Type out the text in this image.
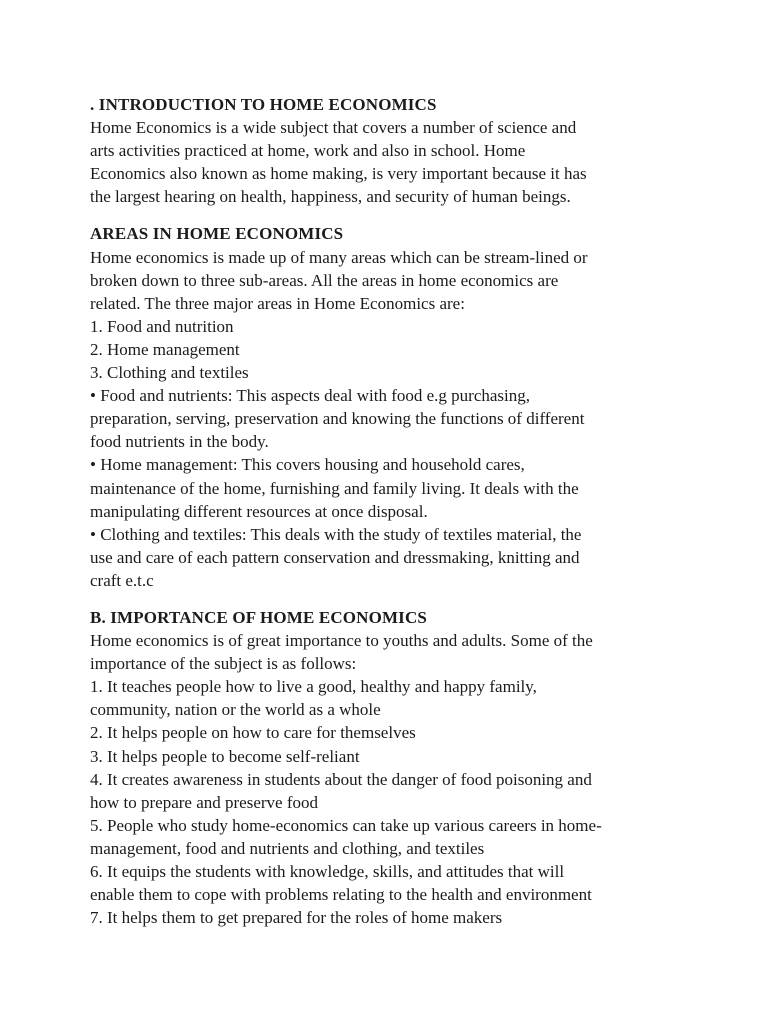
. INTRODUCTION TO HOME ECONOMICS
Home Economics is a wide subject that covers a number of science and
arts activities practiced at home, work and also in school. Home
Economics also known as home making, is very important because it has
the largest hearing on health, happiness, and security of human beings.
AREAS IN HOME ECONOMICS
Home economics is made up of many areas which can be stream-lined or
broken down to three sub-areas. All the areas in home economics are
related. The three major areas in Home Economics are:
1. Food and nutrition
2. Home management
3. Clothing and textiles
• Food and nutrients: This aspects deal with food e.g purchasing,
preparation, serving, preservation and knowing the functions of different
food nutrients in the body.
• Home management: This covers housing and household cares,
maintenance of the home, furnishing and family living. It deals with the
manipulating different resources at once disposal.
• Clothing and textiles: This deals with the study of textiles material, the
use and care of each pattern conservation and dressmaking, knitting and
craft e.t.c
B. IMPORTANCE OF HOME ECONOMICS
Home economics is of great importance to youths and adults. Some of the
importance of the subject is as follows:
1. It teaches people how to live a good, healthy and happy family,
community, nation or the world as a whole
2. It helps people on how to care for themselves
3. It helps people to become self-reliant
4. It creates awareness in students about the danger of food poisoning and
how to prepare and preserve food
5. People who study home-economics can take up various careers in home-
management, food and nutrients and clothing, and textiles
6. It equips the students with knowledge, skills, and attitudes that will
enable them to cope with problems relating to the health and environment
7. It helps them to get prepared for the roles of home makers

• _WHAT NEEDS TO BE DONE_
Copy every line above in which the string "covers" shows up.

• _THE OUTPUT_
Home Economics is a wide subject that covers a number of science and
• Home management: This covers housing and household cares,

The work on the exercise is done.